Count how many lines of the material below have the word "color" and give only the number.

# START OF MATERIAL PROVIDED

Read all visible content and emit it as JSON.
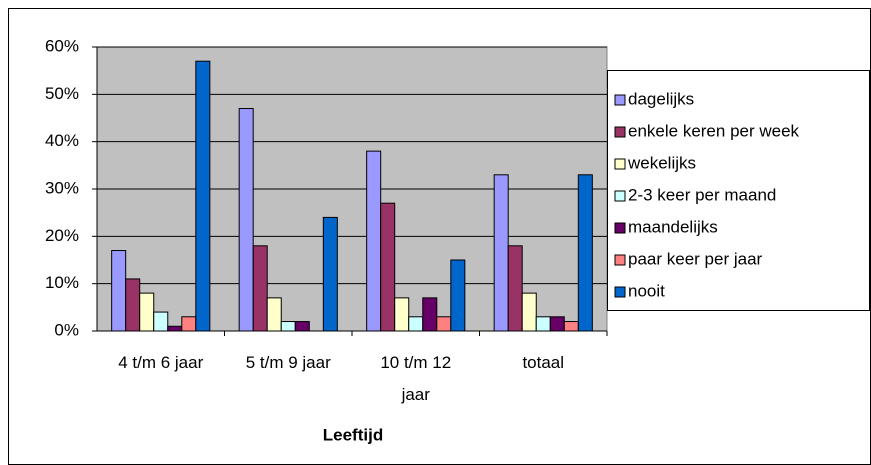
{
  "chart_data": {
    "type": "bar",
    "x_label": "Leeftijd",
    "categories": [
      "4 t/m 6 jaar",
      "5 t/m 9 jaar",
      "10 t/m 12 jaar",
      "totaal"
    ],
    "series": [
      {
        "name": "dagelijks",
        "color": "#9999ff",
        "values": [
          17,
          47,
          38,
          33
        ]
      },
      {
        "name": "enkele keren per week",
        "color": "#993366",
        "values": [
          11,
          18,
          27,
          18
        ]
      },
      {
        "name": "wekelijks",
        "color": "#ffffcc",
        "values": [
          8,
          7,
          7,
          8
        ]
      },
      {
        "name": "2-3 keer per maand",
        "color": "#ccffff",
        "values": [
          4,
          2,
          3,
          3
        ]
      },
      {
        "name": "maandelijks",
        "color": "#660066",
        "values": [
          1,
          2,
          7,
          3
        ]
      },
      {
        "name": "paar keer per jaar",
        "color": "#ff8080",
        "values": [
          3,
          0,
          3,
          2
        ]
      },
      {
        "name": "nooit",
        "color": "#0066cc",
        "values": [
          57,
          24,
          15,
          33
        ]
      }
    ],
    "ylim": [
      0,
      60
    ],
    "yticks": [
      {
        "value": 0,
        "label": "0%"
      },
      {
        "value": 10,
        "label": "10%"
      },
      {
        "value": 20,
        "label": "20%"
      },
      {
        "value": 30,
        "label": "30%"
      },
      {
        "value": 40,
        "label": "40%"
      },
      {
        "value": 50,
        "label": "50%"
      },
      {
        "value": 60,
        "label": "60%"
      }
    ],
    "grid": true,
    "legend": "right",
    "plot_background": "#c0c0c0"
  }
}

# END OF MATERIAL PROVIDED

**SOLUTION TO THE PROBLEM**
7